** Start of STORED DATA **
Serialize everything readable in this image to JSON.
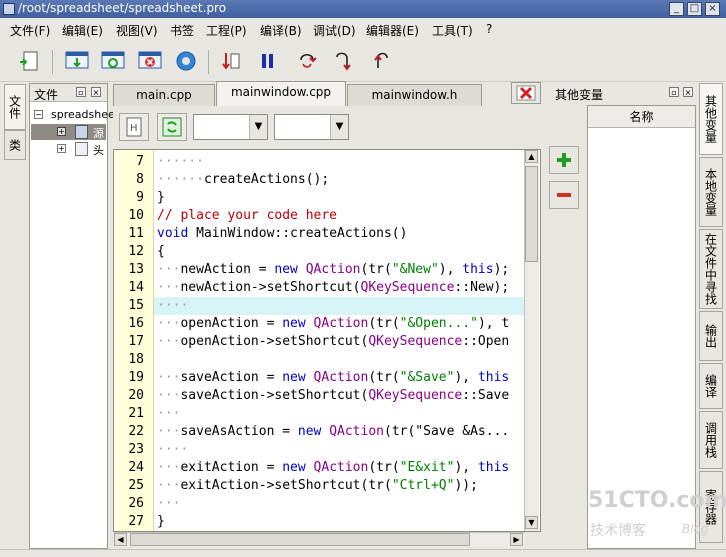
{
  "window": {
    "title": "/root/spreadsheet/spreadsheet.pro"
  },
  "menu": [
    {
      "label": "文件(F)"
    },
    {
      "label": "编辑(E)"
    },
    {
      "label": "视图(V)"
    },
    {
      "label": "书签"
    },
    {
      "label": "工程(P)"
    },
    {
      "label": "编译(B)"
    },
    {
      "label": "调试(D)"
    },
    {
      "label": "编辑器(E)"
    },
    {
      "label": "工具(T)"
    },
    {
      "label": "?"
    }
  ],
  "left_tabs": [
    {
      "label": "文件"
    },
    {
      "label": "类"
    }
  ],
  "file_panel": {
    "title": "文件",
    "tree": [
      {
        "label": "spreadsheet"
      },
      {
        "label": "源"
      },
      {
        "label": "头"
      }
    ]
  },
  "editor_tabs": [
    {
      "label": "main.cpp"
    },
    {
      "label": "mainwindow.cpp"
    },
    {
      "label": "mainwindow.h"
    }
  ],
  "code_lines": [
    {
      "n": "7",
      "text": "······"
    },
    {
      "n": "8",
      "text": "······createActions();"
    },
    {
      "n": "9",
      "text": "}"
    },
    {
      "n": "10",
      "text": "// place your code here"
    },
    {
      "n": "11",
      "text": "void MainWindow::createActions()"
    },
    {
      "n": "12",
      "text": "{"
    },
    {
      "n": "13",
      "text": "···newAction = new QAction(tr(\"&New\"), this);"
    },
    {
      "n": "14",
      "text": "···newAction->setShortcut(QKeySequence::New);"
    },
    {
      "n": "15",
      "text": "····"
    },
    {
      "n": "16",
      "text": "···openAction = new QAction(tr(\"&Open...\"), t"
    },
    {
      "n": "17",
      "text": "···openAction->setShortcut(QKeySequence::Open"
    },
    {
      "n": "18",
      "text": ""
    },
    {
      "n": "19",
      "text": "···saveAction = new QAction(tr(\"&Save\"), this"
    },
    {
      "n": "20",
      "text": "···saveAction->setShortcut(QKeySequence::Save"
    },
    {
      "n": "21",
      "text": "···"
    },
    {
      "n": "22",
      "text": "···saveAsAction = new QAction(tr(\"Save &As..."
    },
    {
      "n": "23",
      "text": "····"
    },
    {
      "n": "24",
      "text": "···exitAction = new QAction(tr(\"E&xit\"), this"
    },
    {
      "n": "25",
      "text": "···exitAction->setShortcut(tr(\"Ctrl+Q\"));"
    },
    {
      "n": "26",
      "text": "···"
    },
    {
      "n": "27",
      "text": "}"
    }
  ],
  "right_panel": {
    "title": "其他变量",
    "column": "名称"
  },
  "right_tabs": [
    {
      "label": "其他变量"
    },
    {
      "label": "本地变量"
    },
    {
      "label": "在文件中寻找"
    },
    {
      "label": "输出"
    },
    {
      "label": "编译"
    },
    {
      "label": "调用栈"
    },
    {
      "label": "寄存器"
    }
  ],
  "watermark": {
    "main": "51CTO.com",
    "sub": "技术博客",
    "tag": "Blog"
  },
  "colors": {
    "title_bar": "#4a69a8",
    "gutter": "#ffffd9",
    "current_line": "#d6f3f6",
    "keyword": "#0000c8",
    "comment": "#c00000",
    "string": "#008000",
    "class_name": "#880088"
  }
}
** End of STORED DATA **
** Start of STORED DATA **
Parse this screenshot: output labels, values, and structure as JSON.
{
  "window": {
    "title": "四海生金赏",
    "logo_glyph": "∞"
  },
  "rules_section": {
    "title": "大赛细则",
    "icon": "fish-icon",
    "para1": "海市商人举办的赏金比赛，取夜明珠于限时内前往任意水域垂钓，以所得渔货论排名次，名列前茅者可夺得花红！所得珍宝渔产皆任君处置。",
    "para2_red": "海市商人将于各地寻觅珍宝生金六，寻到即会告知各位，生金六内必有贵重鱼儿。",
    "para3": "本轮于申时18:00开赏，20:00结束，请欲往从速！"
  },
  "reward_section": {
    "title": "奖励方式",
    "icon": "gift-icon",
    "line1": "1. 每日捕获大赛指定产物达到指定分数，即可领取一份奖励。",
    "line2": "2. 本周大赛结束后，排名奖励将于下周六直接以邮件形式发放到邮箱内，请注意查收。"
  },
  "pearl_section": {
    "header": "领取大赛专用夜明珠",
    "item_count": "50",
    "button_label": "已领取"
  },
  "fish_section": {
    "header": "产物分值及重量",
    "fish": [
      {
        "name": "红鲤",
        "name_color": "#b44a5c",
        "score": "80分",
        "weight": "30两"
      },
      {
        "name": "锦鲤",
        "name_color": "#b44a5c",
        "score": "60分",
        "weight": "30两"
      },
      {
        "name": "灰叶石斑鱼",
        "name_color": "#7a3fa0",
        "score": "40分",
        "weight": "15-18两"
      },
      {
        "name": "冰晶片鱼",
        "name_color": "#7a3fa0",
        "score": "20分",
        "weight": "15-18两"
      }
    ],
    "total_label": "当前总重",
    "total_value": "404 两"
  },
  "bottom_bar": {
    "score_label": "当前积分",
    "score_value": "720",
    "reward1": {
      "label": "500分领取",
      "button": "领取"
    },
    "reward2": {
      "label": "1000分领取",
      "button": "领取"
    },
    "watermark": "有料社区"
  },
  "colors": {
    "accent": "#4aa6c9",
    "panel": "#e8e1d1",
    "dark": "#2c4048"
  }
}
** End of STORED DATA **
** Start of STORED DATA **
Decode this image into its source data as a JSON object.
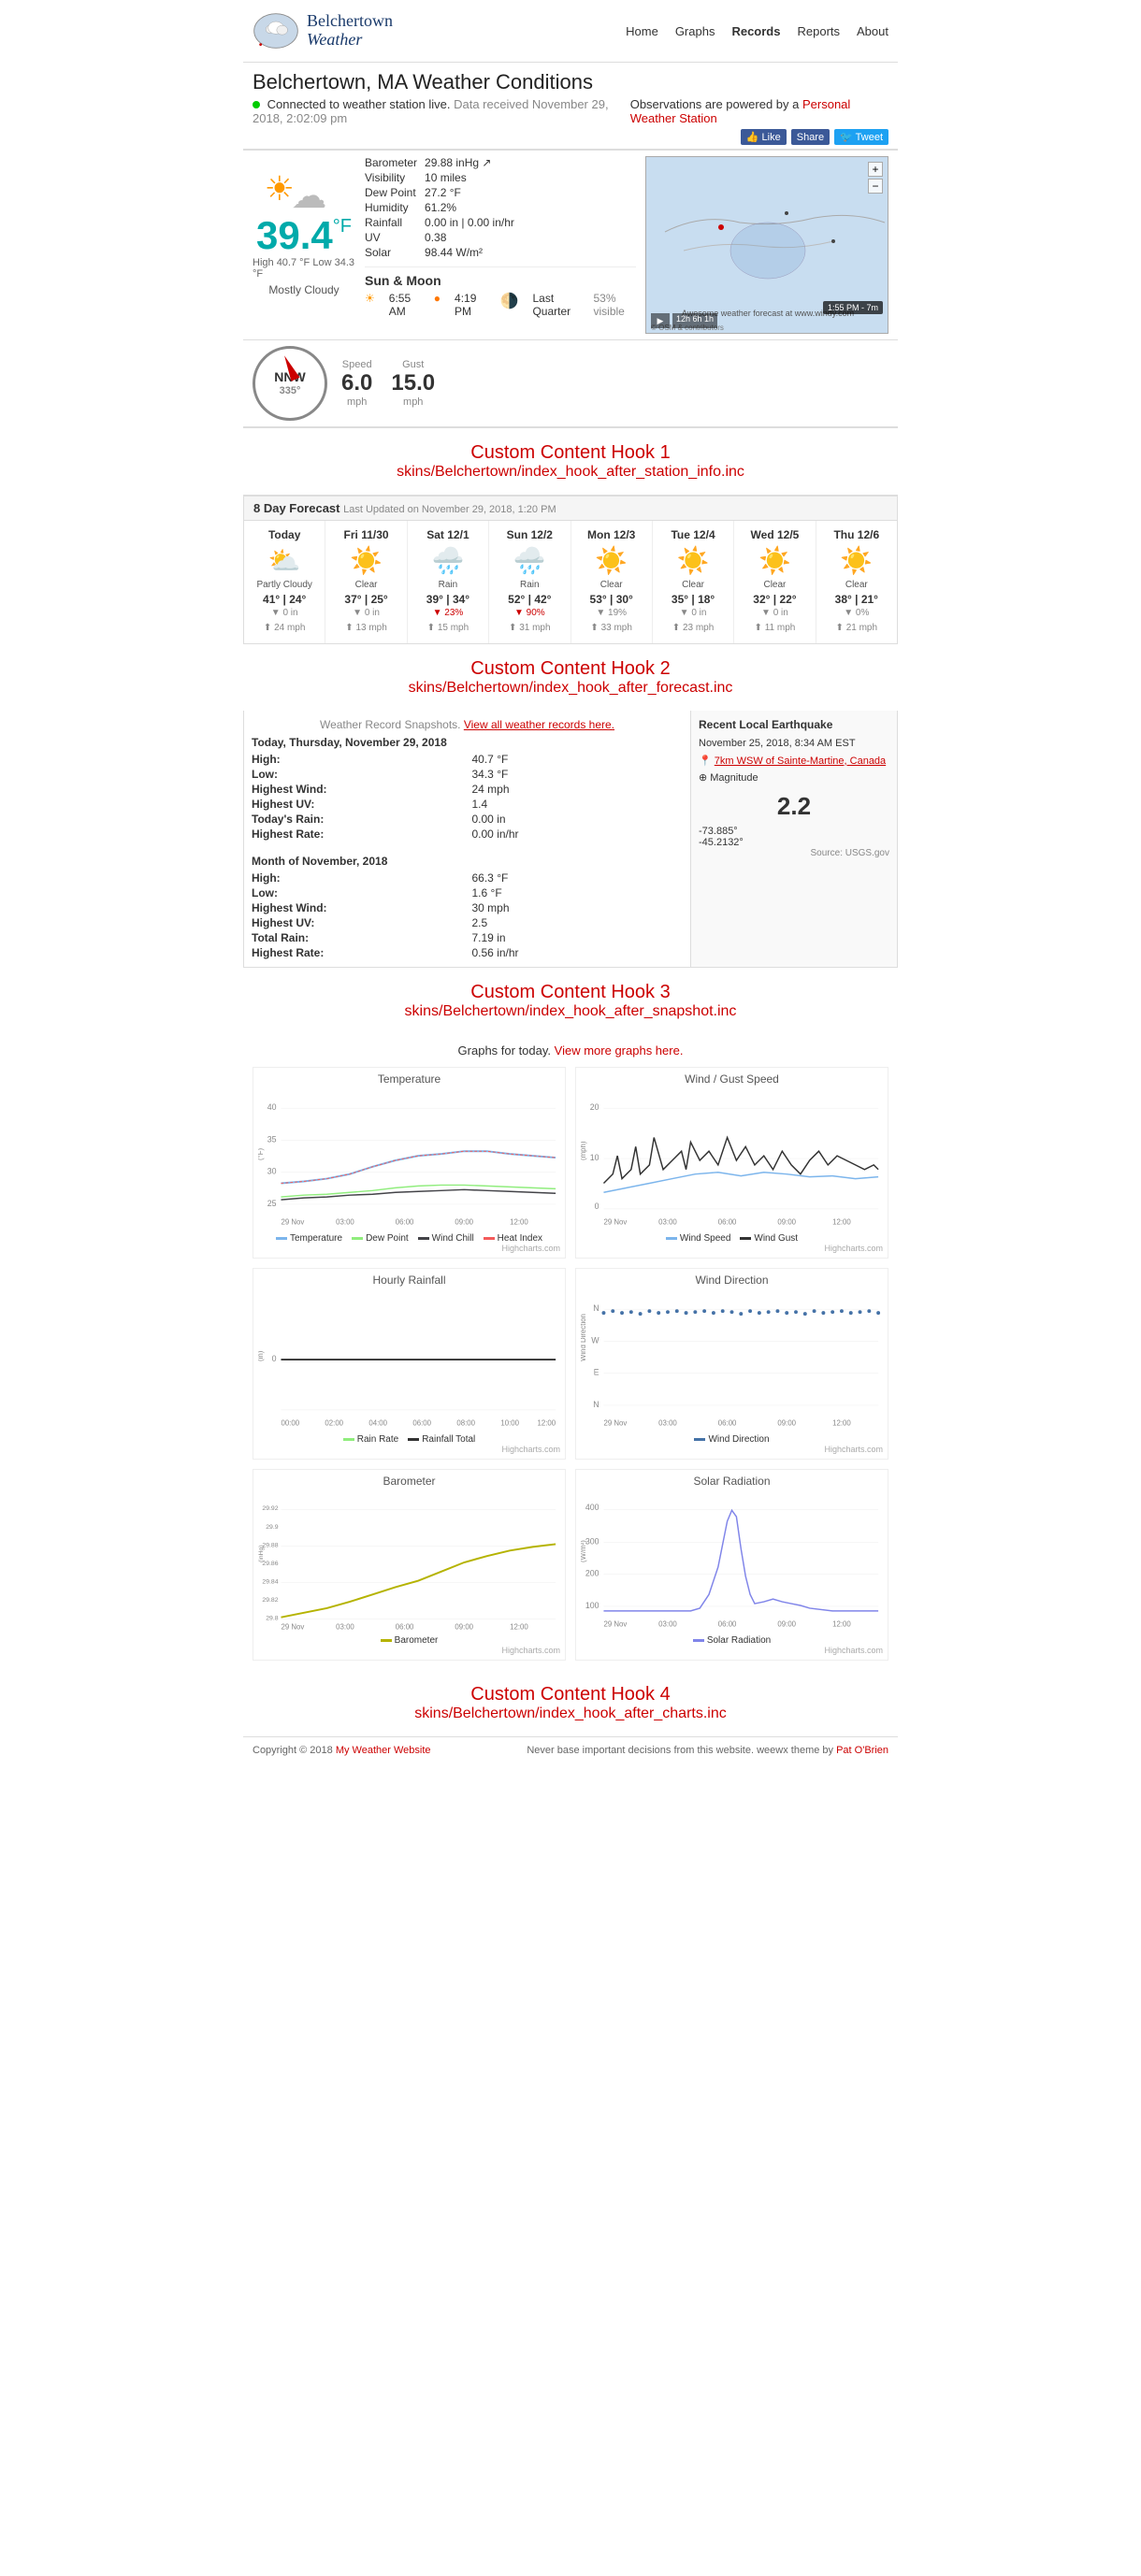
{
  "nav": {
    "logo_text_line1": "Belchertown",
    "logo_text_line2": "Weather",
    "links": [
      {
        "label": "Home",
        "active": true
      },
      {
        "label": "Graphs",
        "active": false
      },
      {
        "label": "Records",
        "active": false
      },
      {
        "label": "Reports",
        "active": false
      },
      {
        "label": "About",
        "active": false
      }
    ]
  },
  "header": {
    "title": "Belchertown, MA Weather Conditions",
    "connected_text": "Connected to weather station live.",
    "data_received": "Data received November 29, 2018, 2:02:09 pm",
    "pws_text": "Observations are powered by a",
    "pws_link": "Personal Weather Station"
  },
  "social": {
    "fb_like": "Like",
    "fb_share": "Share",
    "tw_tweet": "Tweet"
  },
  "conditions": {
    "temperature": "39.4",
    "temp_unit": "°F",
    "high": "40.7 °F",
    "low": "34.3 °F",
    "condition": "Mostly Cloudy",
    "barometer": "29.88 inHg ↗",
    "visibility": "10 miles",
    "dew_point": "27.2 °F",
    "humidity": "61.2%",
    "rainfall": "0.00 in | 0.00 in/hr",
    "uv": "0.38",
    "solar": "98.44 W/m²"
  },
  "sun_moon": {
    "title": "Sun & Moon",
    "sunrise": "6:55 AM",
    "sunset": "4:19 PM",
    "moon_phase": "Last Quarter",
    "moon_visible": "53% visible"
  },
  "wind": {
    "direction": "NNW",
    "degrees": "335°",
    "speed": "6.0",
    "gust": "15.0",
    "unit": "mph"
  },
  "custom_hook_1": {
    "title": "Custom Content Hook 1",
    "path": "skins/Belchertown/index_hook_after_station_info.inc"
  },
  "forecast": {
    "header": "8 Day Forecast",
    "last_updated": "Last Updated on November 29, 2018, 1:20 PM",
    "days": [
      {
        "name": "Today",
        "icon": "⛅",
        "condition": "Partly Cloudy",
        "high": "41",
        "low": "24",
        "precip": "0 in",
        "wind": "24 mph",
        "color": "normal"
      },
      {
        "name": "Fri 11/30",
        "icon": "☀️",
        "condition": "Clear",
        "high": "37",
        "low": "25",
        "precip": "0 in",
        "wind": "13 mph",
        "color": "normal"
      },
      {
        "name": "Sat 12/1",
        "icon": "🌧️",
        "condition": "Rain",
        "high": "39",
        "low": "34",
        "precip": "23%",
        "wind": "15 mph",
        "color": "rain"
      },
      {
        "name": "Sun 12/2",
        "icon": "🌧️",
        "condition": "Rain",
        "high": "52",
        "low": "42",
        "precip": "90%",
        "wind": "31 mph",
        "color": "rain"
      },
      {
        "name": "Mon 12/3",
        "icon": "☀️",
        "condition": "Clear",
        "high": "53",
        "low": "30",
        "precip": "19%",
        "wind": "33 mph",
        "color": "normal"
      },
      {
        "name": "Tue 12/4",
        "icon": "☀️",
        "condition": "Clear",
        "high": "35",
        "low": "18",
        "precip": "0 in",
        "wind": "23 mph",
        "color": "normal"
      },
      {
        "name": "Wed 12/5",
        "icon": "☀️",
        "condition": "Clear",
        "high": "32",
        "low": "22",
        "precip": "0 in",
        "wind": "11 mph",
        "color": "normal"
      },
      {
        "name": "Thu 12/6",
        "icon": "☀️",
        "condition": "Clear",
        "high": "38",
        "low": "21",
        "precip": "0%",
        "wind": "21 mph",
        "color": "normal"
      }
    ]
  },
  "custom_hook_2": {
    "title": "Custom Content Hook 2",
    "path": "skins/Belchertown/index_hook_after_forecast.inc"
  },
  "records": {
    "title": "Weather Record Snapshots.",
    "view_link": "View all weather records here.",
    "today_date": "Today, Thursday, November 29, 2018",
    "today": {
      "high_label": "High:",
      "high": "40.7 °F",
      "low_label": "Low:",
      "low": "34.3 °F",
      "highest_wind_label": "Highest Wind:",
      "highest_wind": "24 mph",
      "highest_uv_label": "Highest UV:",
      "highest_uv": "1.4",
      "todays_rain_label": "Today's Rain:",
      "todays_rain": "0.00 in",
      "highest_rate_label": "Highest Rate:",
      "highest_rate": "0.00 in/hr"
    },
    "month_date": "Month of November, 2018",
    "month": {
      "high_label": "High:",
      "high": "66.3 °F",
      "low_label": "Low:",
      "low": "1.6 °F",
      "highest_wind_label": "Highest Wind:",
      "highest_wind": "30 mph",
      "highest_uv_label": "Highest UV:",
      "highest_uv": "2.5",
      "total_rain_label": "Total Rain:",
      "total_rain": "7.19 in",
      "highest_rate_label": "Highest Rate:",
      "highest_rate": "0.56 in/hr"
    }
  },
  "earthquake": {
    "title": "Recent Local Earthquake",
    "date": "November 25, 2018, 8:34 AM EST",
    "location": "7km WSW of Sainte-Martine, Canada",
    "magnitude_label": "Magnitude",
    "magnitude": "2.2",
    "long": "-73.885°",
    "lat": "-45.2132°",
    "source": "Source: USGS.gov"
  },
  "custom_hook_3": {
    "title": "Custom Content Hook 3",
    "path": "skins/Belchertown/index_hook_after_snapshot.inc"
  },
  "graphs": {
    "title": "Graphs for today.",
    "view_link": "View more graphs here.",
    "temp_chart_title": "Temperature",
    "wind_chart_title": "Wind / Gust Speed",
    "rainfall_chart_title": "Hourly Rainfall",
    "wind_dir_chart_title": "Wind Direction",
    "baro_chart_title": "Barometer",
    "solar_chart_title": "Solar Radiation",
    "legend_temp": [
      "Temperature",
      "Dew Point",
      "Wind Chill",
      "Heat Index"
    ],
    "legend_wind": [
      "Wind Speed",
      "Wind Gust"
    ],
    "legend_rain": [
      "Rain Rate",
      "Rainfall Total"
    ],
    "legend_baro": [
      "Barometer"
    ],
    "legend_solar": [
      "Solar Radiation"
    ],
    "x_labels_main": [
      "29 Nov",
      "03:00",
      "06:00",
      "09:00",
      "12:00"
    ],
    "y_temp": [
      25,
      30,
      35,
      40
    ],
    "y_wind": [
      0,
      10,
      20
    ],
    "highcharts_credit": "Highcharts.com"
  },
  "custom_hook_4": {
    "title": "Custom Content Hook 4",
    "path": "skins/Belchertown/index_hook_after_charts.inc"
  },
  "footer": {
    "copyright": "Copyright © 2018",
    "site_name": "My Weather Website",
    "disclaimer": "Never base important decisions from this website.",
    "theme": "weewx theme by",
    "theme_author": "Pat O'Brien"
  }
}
** End of STORED DATA **
> **SHORT TASK**: Report all lines of the material that contain the word "image".

> **ANSWER FOR THE TASK**:
Serialize everything readable in this image to JSON.
Decode this image into its source data as a JSON object.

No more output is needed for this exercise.